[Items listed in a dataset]
↓

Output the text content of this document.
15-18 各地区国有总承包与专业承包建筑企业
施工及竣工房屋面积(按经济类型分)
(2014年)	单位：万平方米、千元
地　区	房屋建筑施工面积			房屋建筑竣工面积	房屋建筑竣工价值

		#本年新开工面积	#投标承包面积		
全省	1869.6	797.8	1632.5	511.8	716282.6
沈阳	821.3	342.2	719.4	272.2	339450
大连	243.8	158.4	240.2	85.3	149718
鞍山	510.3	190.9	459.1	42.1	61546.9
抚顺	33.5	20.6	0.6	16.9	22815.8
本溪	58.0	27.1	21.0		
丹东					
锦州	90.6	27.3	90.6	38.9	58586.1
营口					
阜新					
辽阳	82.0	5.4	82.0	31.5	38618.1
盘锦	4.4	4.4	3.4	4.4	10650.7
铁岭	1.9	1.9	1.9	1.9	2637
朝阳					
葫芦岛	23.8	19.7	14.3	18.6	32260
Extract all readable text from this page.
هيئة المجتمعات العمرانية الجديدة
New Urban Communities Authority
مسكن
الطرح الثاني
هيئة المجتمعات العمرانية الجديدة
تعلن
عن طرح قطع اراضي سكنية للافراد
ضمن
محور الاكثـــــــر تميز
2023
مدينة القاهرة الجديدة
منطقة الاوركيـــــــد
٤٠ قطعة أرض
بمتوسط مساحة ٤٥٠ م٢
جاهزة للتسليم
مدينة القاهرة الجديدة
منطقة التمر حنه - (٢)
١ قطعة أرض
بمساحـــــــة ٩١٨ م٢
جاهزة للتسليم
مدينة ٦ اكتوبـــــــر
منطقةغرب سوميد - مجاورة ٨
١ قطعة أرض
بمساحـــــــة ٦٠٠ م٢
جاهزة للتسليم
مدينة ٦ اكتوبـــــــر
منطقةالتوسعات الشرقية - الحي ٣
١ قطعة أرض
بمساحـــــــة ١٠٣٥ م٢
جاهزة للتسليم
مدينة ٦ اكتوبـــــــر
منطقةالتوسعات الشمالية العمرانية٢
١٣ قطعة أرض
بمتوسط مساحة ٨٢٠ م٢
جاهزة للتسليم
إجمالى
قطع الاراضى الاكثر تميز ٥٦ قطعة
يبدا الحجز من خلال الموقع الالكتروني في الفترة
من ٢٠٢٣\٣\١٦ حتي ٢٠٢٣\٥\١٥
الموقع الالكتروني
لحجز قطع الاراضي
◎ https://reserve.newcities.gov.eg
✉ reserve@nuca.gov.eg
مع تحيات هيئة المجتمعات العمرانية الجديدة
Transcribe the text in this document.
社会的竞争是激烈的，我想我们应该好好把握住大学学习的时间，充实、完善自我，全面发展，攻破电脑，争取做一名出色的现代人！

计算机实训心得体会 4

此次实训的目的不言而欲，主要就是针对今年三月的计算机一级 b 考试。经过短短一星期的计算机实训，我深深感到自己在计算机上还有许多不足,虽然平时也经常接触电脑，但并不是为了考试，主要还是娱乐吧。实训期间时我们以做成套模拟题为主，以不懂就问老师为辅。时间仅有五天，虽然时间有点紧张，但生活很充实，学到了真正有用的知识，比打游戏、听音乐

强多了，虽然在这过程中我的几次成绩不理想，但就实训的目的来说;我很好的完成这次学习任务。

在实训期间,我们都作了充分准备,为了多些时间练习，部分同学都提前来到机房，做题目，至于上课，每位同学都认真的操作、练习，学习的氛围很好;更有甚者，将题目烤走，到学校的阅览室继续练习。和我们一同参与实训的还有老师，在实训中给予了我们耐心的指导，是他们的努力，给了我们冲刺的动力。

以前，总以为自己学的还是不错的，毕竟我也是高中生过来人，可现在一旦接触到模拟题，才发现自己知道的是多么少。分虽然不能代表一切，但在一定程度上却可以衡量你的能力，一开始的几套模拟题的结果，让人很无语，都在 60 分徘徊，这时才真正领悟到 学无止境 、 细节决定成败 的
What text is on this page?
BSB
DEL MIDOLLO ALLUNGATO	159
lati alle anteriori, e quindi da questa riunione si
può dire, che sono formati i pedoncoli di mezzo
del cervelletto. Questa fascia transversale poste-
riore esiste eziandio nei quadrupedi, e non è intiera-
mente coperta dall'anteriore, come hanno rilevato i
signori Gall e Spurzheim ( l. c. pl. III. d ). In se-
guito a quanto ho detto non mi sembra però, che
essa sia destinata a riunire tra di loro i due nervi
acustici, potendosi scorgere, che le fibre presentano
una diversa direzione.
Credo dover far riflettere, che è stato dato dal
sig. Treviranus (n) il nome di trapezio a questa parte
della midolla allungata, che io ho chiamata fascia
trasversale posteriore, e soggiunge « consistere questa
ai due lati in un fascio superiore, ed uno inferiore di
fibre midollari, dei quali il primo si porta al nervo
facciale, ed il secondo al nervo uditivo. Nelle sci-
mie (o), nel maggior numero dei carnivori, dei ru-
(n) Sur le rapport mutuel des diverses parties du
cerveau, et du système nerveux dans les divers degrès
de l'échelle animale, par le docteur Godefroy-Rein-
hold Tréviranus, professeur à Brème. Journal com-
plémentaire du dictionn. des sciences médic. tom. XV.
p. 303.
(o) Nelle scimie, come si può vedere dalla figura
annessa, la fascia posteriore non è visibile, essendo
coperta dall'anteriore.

↑

** TASK STATEMENT **
Return the listing above in full, character for character.

** THE COMPLETED TASK **
Output the text content of this document.
15-18 各地区国有总承包与专业承包建筑企业
施工及竣工房屋面积(按经济类型分)
(2014年)	单位：万平方米、千元
地　区	房屋建筑施工面积			房屋建筑竣工面积	房屋建筑竣工价值

		#本年新开工面积	#投标承包面积		
全省	1869.6	797.8	1632.5	511.8	716282.6
沈阳	821.3	342.2	719.4	272.2	339450
大连	243.8	158.4	240.2	85.3	149718
鞍山	510.3	190.9	459.1	42.1	61546.9
抚顺	33.5	20.6	0.6	16.9	22815.8
本溪	58.0	27.1	21.0		
丹东					
锦州	90.6	27.3	90.6	38.9	58586.1
营口					
阜新					
辽阳	82.0	5.4	82.0	31.5	38618.1
盘锦	4.4	4.4	3.4	4.4	10650.7
铁岭	1.9	1.9	1.9	1.9	2637
朝阳					
葫芦岛	23.8	19.7	14.3	18.6	32260
Extract all readable text from this page.
هيئة المجتمعات العمرانية الجديدة
New Urban Communities Authority
مسكن
الطرح الثاني
هيئة المجتمعات العمرانية الجديدة
تعلن
عن طرح قطع اراضي سكنية للافراد
ضمن
محور الاكثـــــــر تميز
2023
مدينة القاهرة الجديدة
منطقة الاوركيـــــــد
٤٠ قطعة أرض
بمتوسط مساحة ٤٥٠ م٢
جاهزة للتسليم
مدينة القاهرة الجديدة
منطقة التمر حنه - (٢)
١ قطعة أرض
بمساحـــــــة ٩١٨ م٢
جاهزة للتسليم
مدينة ٦ اكتوبـــــــر
منطقةغرب سوميد - مجاورة ٨
١ قطعة أرض
بمساحـــــــة ٦٠٠ م٢
جاهزة للتسليم
مدينة ٦ اكتوبـــــــر
منطقةالتوسعات الشرقية - الحي ٣
١ قطعة أرض
بمساحـــــــة ١٠٣٥ م٢
جاهزة للتسليم
مدينة ٦ اكتوبـــــــر
منطقةالتوسعات الشمالية العمرانية٢
١٣ قطعة أرض
بمتوسط مساحة ٨٢٠ م٢
جاهزة للتسليم
إجمالى
قطع الاراضى الاكثر تميز ٥٦ قطعة
يبدا الحجز من خلال الموقع الالكتروني في الفترة
من ٢٠٢٣\٣\١٦ حتي ٢٠٢٣\٥\١٥
الموقع الالكتروني
لحجز قطع الاراضي
◎ https://reserve.newcities.gov.eg
✉ reserve@nuca.gov.eg
مع تحيات هيئة المجتمعات العمرانية الجديدة
Transcribe the text in this document.
社会的竞争是激烈的，我想我们应该好好把握住大学学习的时间，充实、完善自我，全面发展，攻破电脑，争取做一名出色的现代人！

计算机实训心得体会 4

此次实训的目的不言而欲，主要就是针对今年三月的计算机一级 b 考试。经过短短一星期的计算机实训，我深深感到自己在计算机上还有许多不足,虽然平时也经常接触电脑，但并不是为了考试，主要还是娱乐吧。实训期间时我们以做成套模拟题为主，以不懂就问老师为辅。时间仅有五天，虽然时间有点紧张，但生活很充实，学到了真正有用的知识，比打游戏、听音乐

强多了，虽然在这过程中我的几次成绩不理想，但就实训的目的来说;我很好的完成这次学习任务。

在实训期间,我们都作了充分准备,为了多些时间练习，部分同学都提前来到机房，做题目，至于上课，每位同学都认真的操作、练习，学习的氛围很好;更有甚者，将题目烤走，到学校的阅览室继续练习。和我们一同参与实训的还有老师，在实训中给予了我们耐心的指导，是他们的努力，给了我们冲刺的动力。

以前，总以为自己学的还是不错的，毕竟我也是高中生过来人，可现在一旦接触到模拟题，才发现自己知道的是多么少。分虽然不能代表一切，但在一定程度上却可以衡量你的能力，一开始的几套模拟题的结果，让人很无语，都在 60 分徘徊，这时才真正领悟到 学无止境 、 细节决定成败 的
What text is on this page?
BSB
DEL MIDOLLO ALLUNGATO	159
lati alle anteriori, e quindi da questa riunione si
può dire, che sono formati i pedoncoli di mezzo
del cervelletto. Questa fascia transversale poste-
riore esiste eziandio nei quadrupedi, e non è intiera-
mente coperta dall'anteriore, come hanno rilevato i
signori Gall e Spurzheim ( l. c. pl. III. d ). In se-
guito a quanto ho detto non mi sembra però, che
essa sia destinata a riunire tra di loro i due nervi
acustici, potendosi scorgere, che le fibre presentano
una diversa direzione.
Credo dover far riflettere, che è stato dato dal
sig. Treviranus (n) il nome di trapezio a questa parte
della midolla allungata, che io ho chiamata fascia
trasversale posteriore, e soggiunge « consistere questa
ai due lati in un fascio superiore, ed uno inferiore di
fibre midollari, dei quali il primo si porta al nervo
facciale, ed il secondo al nervo uditivo. Nelle sci-
mie (o), nel maggior numero dei carnivori, dei ru-
(n) Sur le rapport mutuel des diverses parties du
cerveau, et du système nerveux dans les divers degrès
de l'échelle animale, par le docteur Godefroy-Rein-
hold Tréviranus, professeur à Brème. Journal com-
plémentaire du dictionn. des sciences médic. tom. XV.
p. 303.
(o) Nelle scimie, come si può vedere dalla figura
annessa, la fascia posteriore non è visibile, essendo
coperta dall'anteriore.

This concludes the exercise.